Exercise goal.
Output the data from the line with "- label C3: [47, 1006, 81, 1034]" up to and including the line with "- capacitor C1: [1660, 705, 1667, 739]", exactly as it stands, and nothing else.

Given information.

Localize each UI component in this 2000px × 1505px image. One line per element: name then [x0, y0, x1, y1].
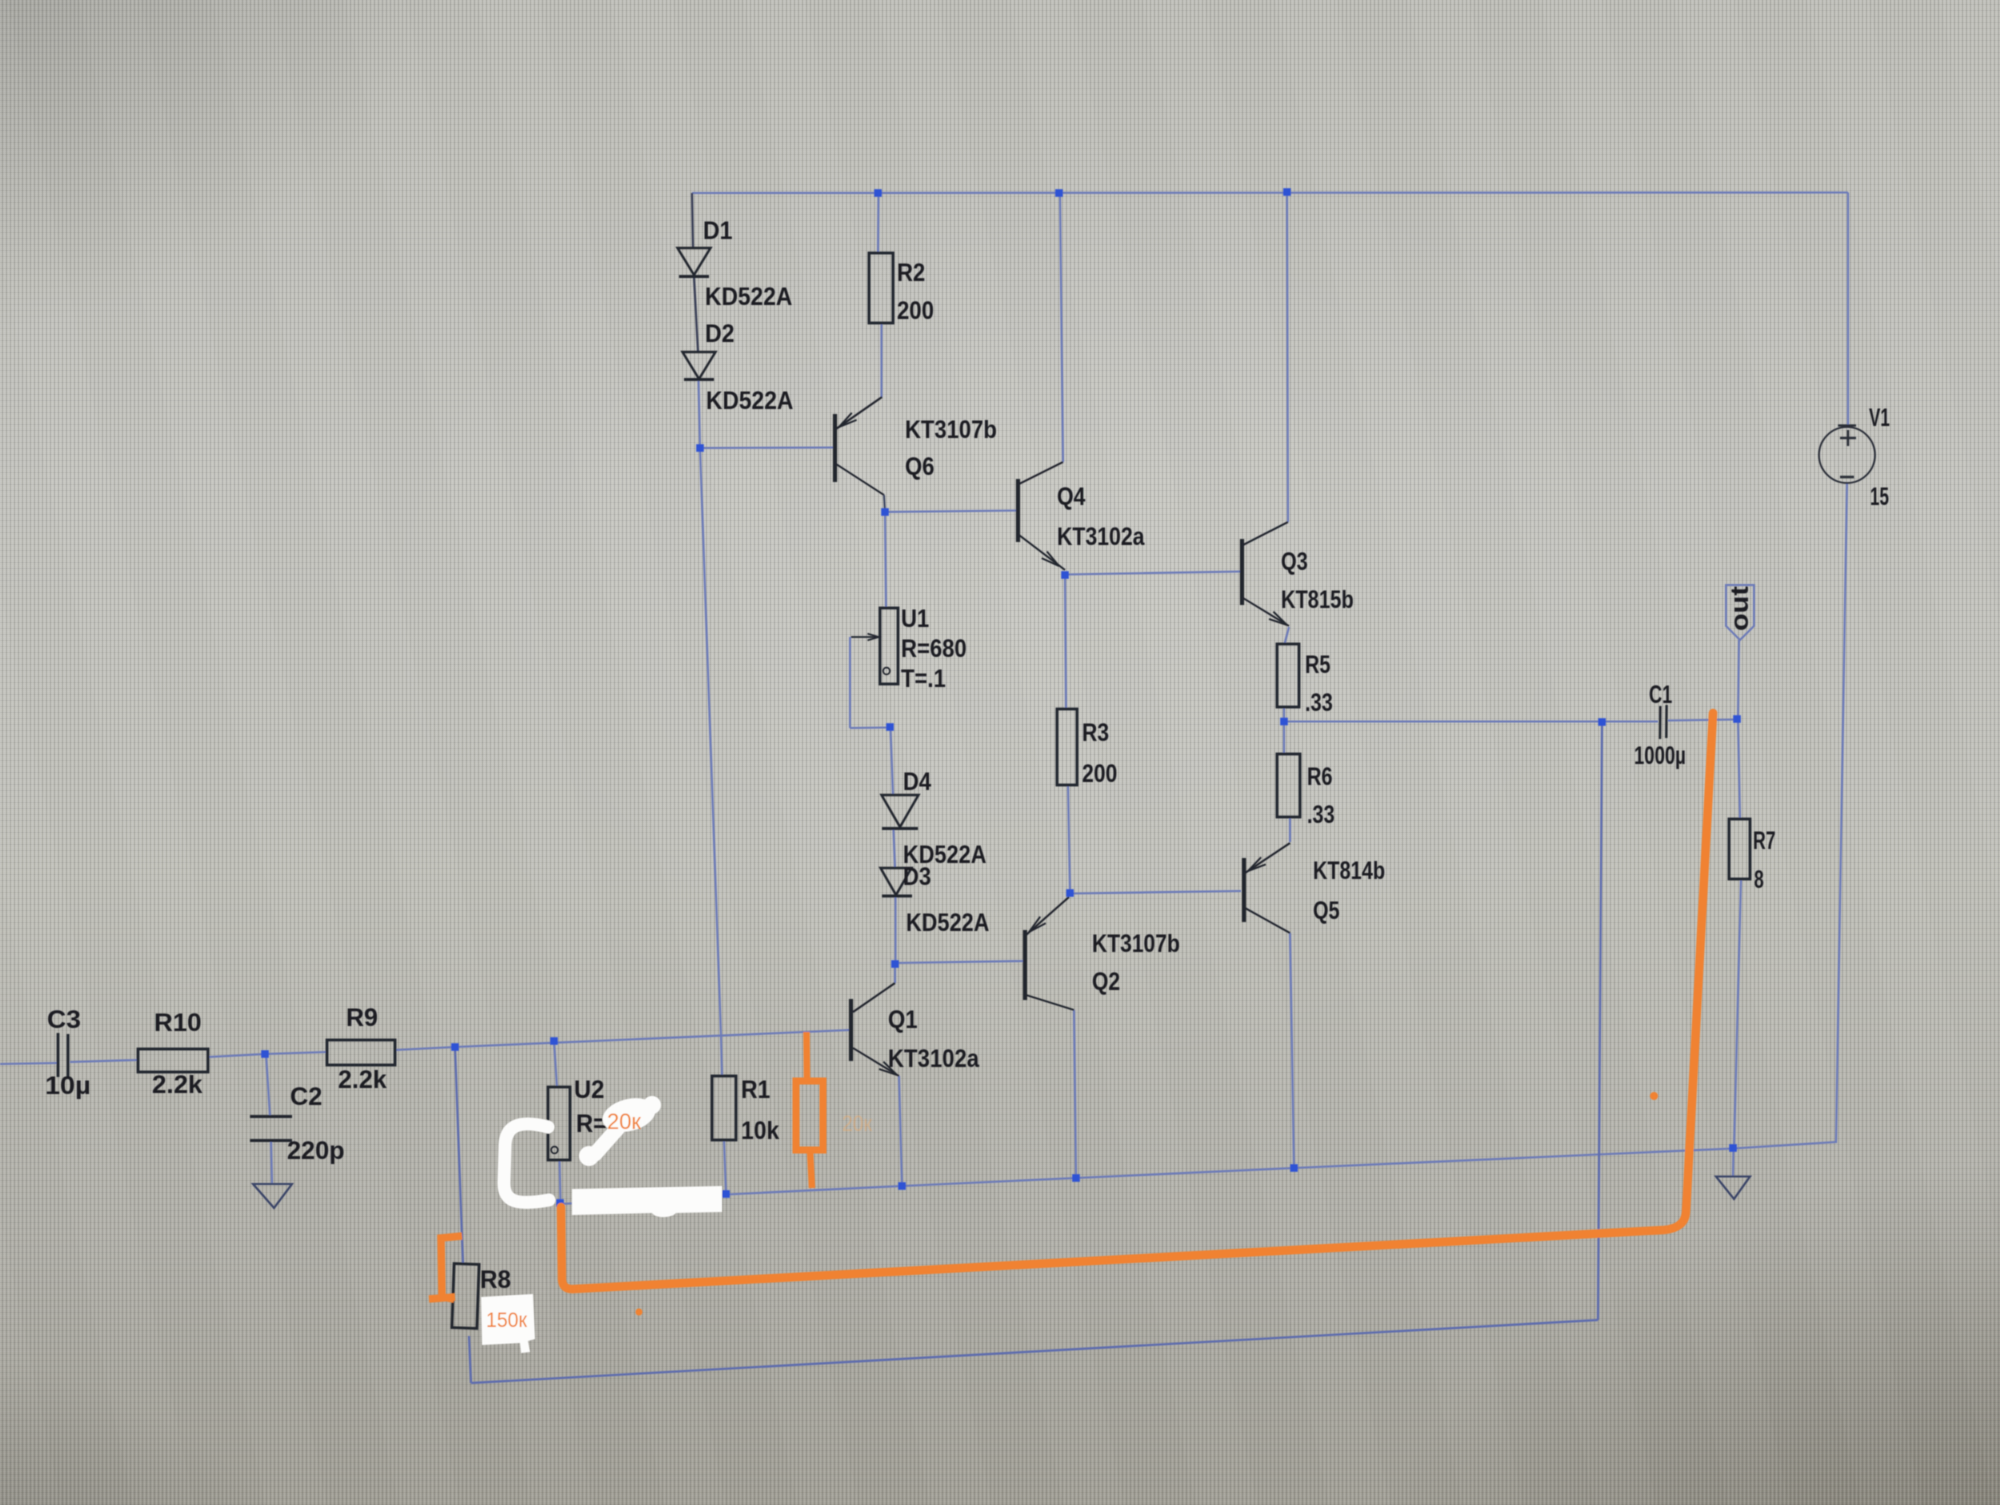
- label C3: [47, 1006, 81, 1034]
- wire Q4 emitter to Q3 base: [1065, 572, 1242, 575]
- wire node to Q5 base: [1070, 891, 1241, 894]
- label R1 value: [741, 1117, 779, 1145]
- resistor R8: [452, 1264, 479, 1329]
- svg-text:C2: C2: [290, 1083, 322, 1111]
- wire Q2 collector drop: [1074, 1010, 1076, 1178]
- wire R6 bottom to Q5 emitter: [1289, 818, 1291, 842]
- svg-text:KD522A: KD522A: [705, 283, 792, 311]
- svg-text:1000µ: 1000µ: [1634, 742, 1686, 770]
- wire R10 to node: [208, 1054, 265, 1057]
- svg-text:D4: D4: [903, 768, 931, 796]
- svg-text:R=680: R=680: [901, 635, 967, 663]
- svg-text:20к: 20к: [607, 1109, 641, 1134]
- wire R2 top lead: [877, 193, 880, 253]
- svg-text:KT3102a: KT3102a: [1057, 523, 1145, 551]
- label R8: [480, 1266, 511, 1294]
- transistor Q4: [1018, 462, 1065, 570]
- svg-text:T=.1: T=.1: [901, 665, 946, 693]
- label Q3: [1281, 548, 1308, 576]
- label R5 value: [1305, 689, 1333, 717]
- label C2: [290, 1083, 322, 1111]
- wire Q3 collector riser: [1287, 193, 1288, 523]
- label D1 value: [705, 283, 792, 311]
- wire out node to R7: [1738, 719, 1740, 819]
- label R6: [1307, 763, 1333, 791]
- diode D4: [882, 795, 919, 829]
- svg-text:C3: C3: [47, 1006, 81, 1034]
- ground at C2: [253, 1184, 292, 1208]
- wire D1-D2 link: [694, 277, 698, 352]
- resistor R10: [138, 1049, 208, 1072]
- capacitor C3: [58, 1033, 68, 1078]
- svg-text:8: 8: [1754, 866, 1764, 894]
- label R7 value: [1754, 866, 1764, 894]
- diode D3: [881, 868, 913, 896]
- wire U1 wiper to node: [850, 727, 890, 730]
- capacitor C1: [1660, 705, 1667, 739]
- label Q6 type: [905, 416, 997, 444]
- svg-text:R=: R=: [576, 1110, 607, 1138]
- white-out blob right of U2: [579, 1093, 661, 1166]
- svg-text:D2: D2: [705, 320, 735, 348]
- wire R1 top lead: [721, 1036, 722, 1076]
- diode D1: [678, 248, 711, 277]
- svg-text:D3: D3: [903, 863, 931, 891]
- transistor Q6: [835, 397, 885, 512]
- wire V1 top lead: [1847, 193, 1849, 427]
- wire D3 to node: [894, 897, 896, 963]
- label D3 value: [906, 909, 989, 937]
- svg-text:R9: R9: [346, 1004, 378, 1032]
- label D3: [903, 863, 931, 891]
- label U1: [901, 605, 929, 633]
- wire node to Q6 base: [700, 446, 835, 449]
- svg-text:D1: D1: [703, 217, 733, 245]
- junction nodes: [261, 188, 1741, 1207]
- label D1: [703, 217, 733, 245]
- svg-text:200: 200: [897, 297, 934, 325]
- svg-text:R6: R6: [1307, 763, 1333, 791]
- wire U1 bottom to D4: [891, 728, 894, 795]
- label R3 value: [1082, 760, 1117, 788]
- svg-text:KT815b: KT815b: [1281, 586, 1354, 614]
- label U2: [574, 1076, 604, 1104]
- wire bottom rail: [560, 1142, 1836, 1204]
- svg-text:KT3102a: KT3102a: [888, 1045, 980, 1073]
- label Q4: [1057, 483, 1085, 511]
- label Q2 type: [1092, 930, 1180, 958]
- transistor Q5: [1244, 843, 1290, 933]
- resistor R1: [712, 1076, 736, 1140]
- wire R9 to node: [395, 1047, 455, 1050]
- label R5: [1305, 651, 1331, 679]
- svg-text:R10: R10: [154, 1009, 202, 1037]
- wire output node to C1: [1284, 720, 1658, 722]
- label C3 value: [45, 1072, 91, 1100]
- ground at output: [1716, 1177, 1750, 1200]
- wire Q1 collector riser: [894, 965, 896, 983]
- wire Q6 collector node down to U1: [885, 512, 886, 608]
- label Q2: [1092, 968, 1120, 996]
- transistor Q3: [1242, 522, 1289, 626]
- wire C2 top lead: [266, 1054, 270, 1116]
- orange dot small: [636, 1309, 643, 1316]
- label Q1 type: [888, 1045, 980, 1073]
- label R6 value: [1307, 801, 1335, 829]
- label R1: [741, 1076, 770, 1104]
- svg-text:R3: R3: [1082, 719, 1109, 747]
- label Q1: [888, 1006, 918, 1034]
- orange text 150k at R8: [486, 1309, 528, 1332]
- wire feedback drop from C1: [1598, 722, 1602, 1320]
- label Q5: [1313, 897, 1340, 925]
- label R7: [1753, 827, 1776, 855]
- label Q3 type: [1281, 586, 1354, 614]
- svg-text:10k: 10k: [741, 1117, 779, 1145]
- svg-text:Q1: Q1: [888, 1006, 918, 1034]
- label R3: [1082, 719, 1109, 747]
- transistor Q2: [1025, 897, 1074, 1010]
- svg-text:U1: U1: [901, 605, 929, 633]
- white-out patch under 150k: [481, 1294, 535, 1353]
- wire node to R9: [265, 1052, 327, 1054]
- orange text 20k at U2: [607, 1109, 641, 1134]
- svg-text:.33: .33: [1307, 801, 1335, 829]
- svg-text:U2: U2: [574, 1076, 604, 1104]
- wire D1 anode lead: [692, 193, 693, 248]
- wire Q6 emitter to R2: [880, 323, 882, 397]
- svg-text:200: 200: [1082, 760, 1117, 788]
- wire Q1 emitter drop: [899, 1076, 902, 1186]
- transistor Q1: [851, 983, 899, 1076]
- label Q5 type: [1313, 857, 1385, 885]
- wire C3 to R10: [70, 1060, 138, 1062]
- svg-text:10µ: 10µ: [45, 1072, 91, 1100]
- svg-text:.33: .33: [1305, 689, 1333, 717]
- orange bracket at R8: [429, 1236, 462, 1299]
- svg-text:2.2k: 2.2k: [152, 1071, 203, 1099]
- svg-text:R5: R5: [1305, 651, 1331, 679]
- svg-text:R2: R2: [897, 259, 925, 287]
- svg-text:V1: V1: [1869, 404, 1890, 432]
- svg-text:20к: 20к: [842, 1111, 872, 1136]
- label C1 value: [1634, 742, 1686, 770]
- label Q6: [905, 453, 934, 481]
- resistor R6: [1277, 754, 1300, 817]
- potentiometer U2: [548, 1087, 570, 1160]
- wire top supply rail: [692, 191, 1848, 194]
- svg-text:R8: R8: [480, 1266, 511, 1294]
- wire U1 wiper vertical: [849, 637, 851, 728]
- wire D2 cathode to node: [699, 380, 701, 448]
- wire node to Q2 base: [895, 961, 1025, 963]
- orange dot near C1: [1650, 1092, 1658, 1100]
- wire C1 to out node: [1668, 720, 1737, 721]
- wire feedback bottom run: [471, 1320, 1598, 1383]
- svg-text:out: out: [1726, 585, 1754, 631]
- label R10 value: [152, 1071, 203, 1099]
- label R9: [346, 1004, 378, 1032]
- orange feedback highlight path: [561, 713, 1713, 1289]
- wire U2 bottom lead: [560, 1160, 561, 1203]
- svg-text:KT3107b: KT3107b: [905, 416, 997, 444]
- label Q4 type: [1057, 523, 1145, 551]
- label V1 value: [1870, 483, 1889, 511]
- resistor R5: [1277, 644, 1299, 707]
- wire V1 bottom lead: [1836, 483, 1847, 1143]
- resistor R7: [1729, 819, 1750, 879]
- svg-text:R1: R1: [741, 1076, 770, 1104]
- svg-text:Q2: Q2: [1092, 968, 1120, 996]
- wire R5 bottom lead: [1283, 707, 1285, 722]
- wire input from edge to C3: [0, 1063, 57, 1064]
- svg-text:KD522A: KD522A: [706, 387, 793, 415]
- wire Q6 collector node to Q4 base: [885, 511, 1018, 513]
- wire Q4 emitter down to R3: [1065, 575, 1066, 709]
- svg-text:Q4: Q4: [1057, 483, 1085, 511]
- white-out bracket left of U2: [504, 1124, 549, 1202]
- wire node to Q1 base: [455, 1030, 850, 1047]
- resistor R9: [327, 1040, 395, 1065]
- voltage source V1: [1819, 426, 1875, 484]
- svg-text:KD522A: KD522A: [906, 909, 989, 937]
- wire feedback to R8 bottom: [469, 1336, 471, 1383]
- wire U2 top lead: [554, 1041, 557, 1088]
- wire rail to V1 return: [1835, 1142, 1837, 1143]
- svg-text:2.2k: 2.2k: [338, 1066, 387, 1094]
- wire C2 bottom lead: [271, 1141, 272, 1184]
- wire R1 bottom lead: [724, 1140, 726, 1193]
- label D2: [705, 320, 735, 348]
- wire R3 bottom lead: [1068, 785, 1070, 892]
- label R9 value: [338, 1066, 387, 1094]
- wire Q3 emitter to R5: [1285, 627, 1290, 644]
- label D2 value: [706, 387, 793, 415]
- wire Q5 collector drop: [1290, 933, 1294, 1168]
- wire R7 bottom to rail: [1734, 879, 1741, 1148]
- svg-text:Q6: Q6: [905, 453, 934, 481]
- wire out flag stem: [1738, 640, 1739, 719]
- label D4 value: [903, 841, 986, 869]
- label V1: [1869, 404, 1890, 432]
- out net flag: [1726, 585, 1754, 640]
- capacitor C2: [250, 1117, 292, 1141]
- label C2 value: [287, 1137, 345, 1165]
- svg-text:C1: C1: [1649, 681, 1672, 709]
- label U2 R=: [576, 1110, 607, 1138]
- wire R6 top lead: [1283, 722, 1285, 754]
- svg-text:KT814b: KT814b: [1313, 857, 1385, 885]
- svg-text:220p: 220p: [287, 1137, 345, 1165]
- wire R8 top lead to input node: [455, 1047, 463, 1264]
- label U1 value: [901, 635, 967, 663]
- label R2: [897, 259, 925, 287]
- wire D4 to D3: [894, 830, 896, 868]
- diode D2: [683, 352, 716, 380]
- wire ground stem right: [1732, 1148, 1735, 1176]
- label C1: [1649, 681, 1672, 709]
- resistor R2: [869, 253, 893, 323]
- svg-text:15: 15: [1870, 483, 1889, 511]
- potentiometer U1: [851, 608, 898, 684]
- label D4: [903, 768, 931, 796]
- svg-text:Q5: Q5: [1313, 897, 1340, 925]
- wire Q4 collector riser: [1060, 193, 1063, 462]
- label R2 value: [897, 297, 934, 325]
- svg-text:KT3107b: KT3107b: [1092, 930, 1180, 958]
- label U1 T: [901, 665, 946, 693]
- wire D2 node column to R1: [700, 448, 721, 1036]
- svg-text:R7: R7: [1753, 827, 1776, 855]
- svg-text:150к: 150к: [486, 1309, 528, 1332]
- orange value 30k faded: [842, 1111, 872, 1136]
- orange resistor annotation: [796, 1032, 823, 1188]
- resistor R3: [1057, 709, 1077, 785]
- svg-text:Q3: Q3: [1281, 548, 1308, 576]
- label R10: [154, 1009, 202, 1037]
- white-out bar over rail: [572, 1186, 722, 1217]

Exercise answer.
- label C3: [47, 1006, 81, 1034]
- wire Q4 emitter to Q3 base: [1065, 572, 1242, 575]
- wire node to Q5 base: [1070, 891, 1241, 894]
- label R1 value: [741, 1117, 779, 1145]
- resistor R8: [452, 1264, 479, 1329]
- svg-text:C2: C2: [290, 1083, 322, 1111]
- wire Q2 collector drop: [1074, 1010, 1076, 1178]
- wire R6 bottom to Q5 emitter: [1289, 818, 1291, 842]
- svg-text:KD522A: KD522A: [705, 283, 792, 311]
- svg-text:1000µ: 1000µ: [1634, 742, 1686, 770]
- wire R10 to node: [208, 1054, 265, 1057]
- svg-text:D4: D4: [903, 768, 931, 796]
- svg-text:R=680: R=680: [901, 635, 967, 663]
- svg-text:20к: 20к: [607, 1109, 641, 1134]
- wire R2 top lead: [877, 193, 880, 253]
- svg-text:KT3102a: KT3102a: [1057, 523, 1145, 551]
- label R8: [480, 1266, 511, 1294]
- transistor Q4: [1018, 462, 1065, 570]
- svg-text:T=.1: T=.1: [901, 665, 946, 693]
- label Q3: [1281, 548, 1308, 576]
- label R5 value: [1305, 689, 1333, 717]
- label C2: [290, 1083, 322, 1111]
- wire Q3 collector riser: [1287, 193, 1288, 523]
- label D1 value: [705, 283, 792, 311]
- wire out node to R7: [1738, 719, 1740, 819]
- label R6: [1307, 763, 1333, 791]
- diode D4: [882, 795, 919, 829]
- svg-text:C3: C3: [47, 1006, 81, 1034]
- ground at C2: [253, 1184, 292, 1208]
- wire D1-D2 link: [694, 277, 698, 352]
- resistor R10: [138, 1049, 208, 1072]
- capacitor C3: [58, 1033, 68, 1078]
- svg-text:8: 8: [1754, 866, 1764, 894]
- label R7 value: [1754, 866, 1764, 894]
- diode D3: [881, 868, 913, 896]
- wire U1 wiper to node: [850, 727, 890, 730]
- capacitor C1: [1660, 705, 1667, 739]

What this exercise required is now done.